Items
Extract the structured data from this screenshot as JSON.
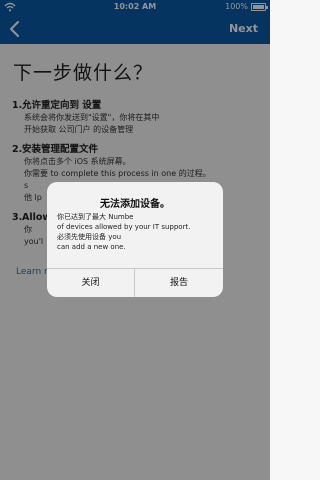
{
  "status_bar": {
    "time": "10:02 AM",
    "battery": "100%"
  },
  "nav": {
    "next_label": "Next"
  },
  "page": {
    "title": "下一步做什么？",
    "steps": [
      {
        "num": "1.",
        "head": "允许重定向到 设置",
        "lines": [
          "系统会将你发送到\"设置\"，你将在其中",
          "开始获取 公司门户 的设备管理"
        ]
      },
      {
        "num": "2.",
        "head": "安装管理配置文件",
        "lines": [
          "你将点击多个 iOS 系统屏幕。",
          "你需要 to complete this process in one 的过程。",
          "s",
          "他 lp"
        ]
      },
      {
        "num": "3.",
        "head": "Allow",
        "lines": [
          "你",
          "you'l"
        ]
      }
    ],
    "learn_more": "Learn m"
  },
  "dialog": {
    "title": "无法添加设备。",
    "message_lines": [
      "你已达到了最大 Numbe",
      "of devices allowed by your IT support.",
      "必须先使用设备 you",
      "can add a new one."
    ],
    "buttons": {
      "close": "关闭",
      "report": "报告"
    }
  }
}
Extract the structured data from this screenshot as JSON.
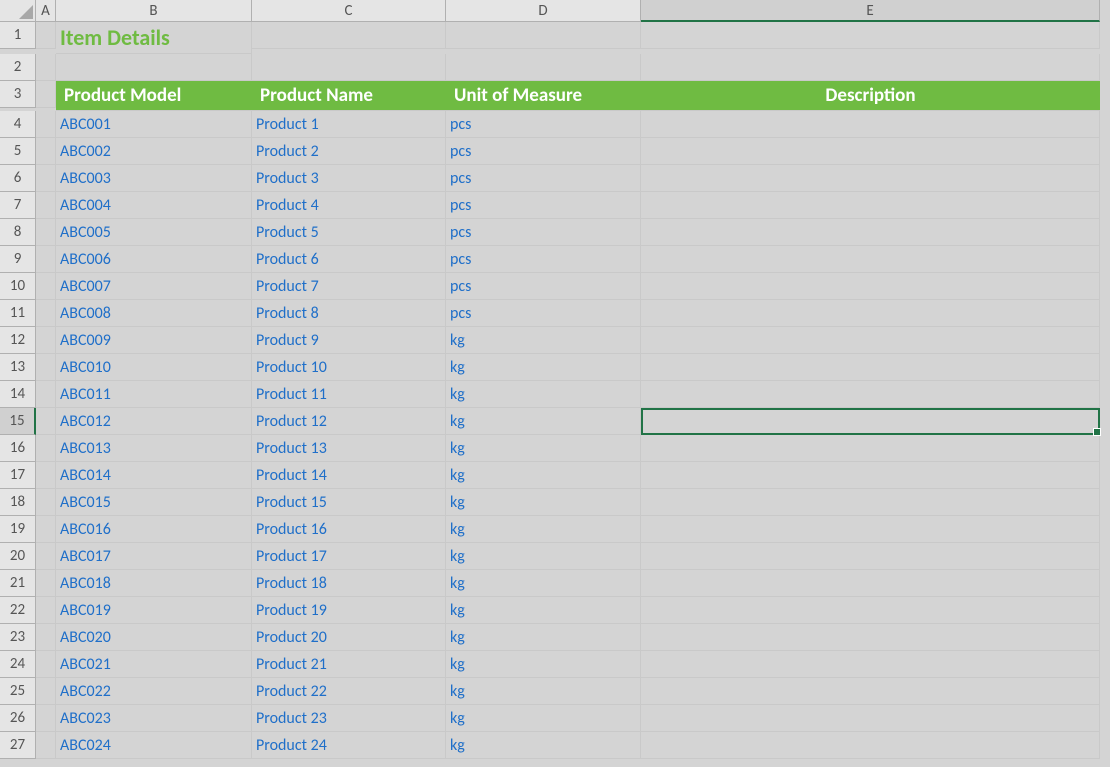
{
  "columns": [
    "A",
    "B",
    "C",
    "D",
    "E"
  ],
  "title": "Item Details",
  "headers": {
    "product_model": "Product Model",
    "product_name": "Product Name",
    "unit_of_measure": "Unit of Measure",
    "description": "Description"
  },
  "rows": [
    {
      "model": "ABC001",
      "name": "Product 1",
      "uom": "pcs",
      "desc": ""
    },
    {
      "model": "ABC002",
      "name": "Product 2",
      "uom": "pcs",
      "desc": ""
    },
    {
      "model": "ABC003",
      "name": "Product 3",
      "uom": "pcs",
      "desc": ""
    },
    {
      "model": "ABC004",
      "name": "Product 4",
      "uom": "pcs",
      "desc": ""
    },
    {
      "model": "ABC005",
      "name": "Product 5",
      "uom": "pcs",
      "desc": ""
    },
    {
      "model": "ABC006",
      "name": "Product 6",
      "uom": "pcs",
      "desc": ""
    },
    {
      "model": "ABC007",
      "name": "Product 7",
      "uom": "pcs",
      "desc": ""
    },
    {
      "model": "ABC008",
      "name": "Product 8",
      "uom": "pcs",
      "desc": ""
    },
    {
      "model": "ABC009",
      "name": "Product 9",
      "uom": "kg",
      "desc": ""
    },
    {
      "model": "ABC010",
      "name": "Product 10",
      "uom": "kg",
      "desc": ""
    },
    {
      "model": "ABC011",
      "name": "Product 11",
      "uom": "kg",
      "desc": ""
    },
    {
      "model": "ABC012",
      "name": "Product 12",
      "uom": "kg",
      "desc": ""
    },
    {
      "model": "ABC013",
      "name": "Product 13",
      "uom": "kg",
      "desc": ""
    },
    {
      "model": "ABC014",
      "name": "Product 14",
      "uom": "kg",
      "desc": ""
    },
    {
      "model": "ABC015",
      "name": "Product 15",
      "uom": "kg",
      "desc": ""
    },
    {
      "model": "ABC016",
      "name": "Product 16",
      "uom": "kg",
      "desc": ""
    },
    {
      "model": "ABC017",
      "name": "Product 17",
      "uom": "kg",
      "desc": ""
    },
    {
      "model": "ABC018",
      "name": "Product 18",
      "uom": "kg",
      "desc": ""
    },
    {
      "model": "ABC019",
      "name": "Product 19",
      "uom": "kg",
      "desc": ""
    },
    {
      "model": "ABC020",
      "name": "Product 20",
      "uom": "kg",
      "desc": ""
    },
    {
      "model": "ABC021",
      "name": "Product 21",
      "uom": "kg",
      "desc": ""
    },
    {
      "model": "ABC022",
      "name": "Product 22",
      "uom": "kg",
      "desc": ""
    },
    {
      "model": "ABC023",
      "name": "Product 23",
      "uom": "kg",
      "desc": ""
    },
    {
      "model": "ABC024",
      "name": "Product 24",
      "uom": "kg",
      "desc": ""
    }
  ],
  "selected_cell": "E15",
  "row_numbers": [
    "1",
    "2",
    "3",
    "4",
    "5",
    "6",
    "7",
    "8",
    "9",
    "10",
    "11",
    "12",
    "13",
    "14",
    "15",
    "16",
    "17",
    "18",
    "19",
    "20",
    "21",
    "22",
    "23",
    "24",
    "25",
    "26",
    "27"
  ]
}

What you need to do
Look for lines containing the string "title" and copy them all.

Reply to the exercise
    "title": "下一步做什么？",
    "title": "无法添加设备。",
  "title": "Item Details",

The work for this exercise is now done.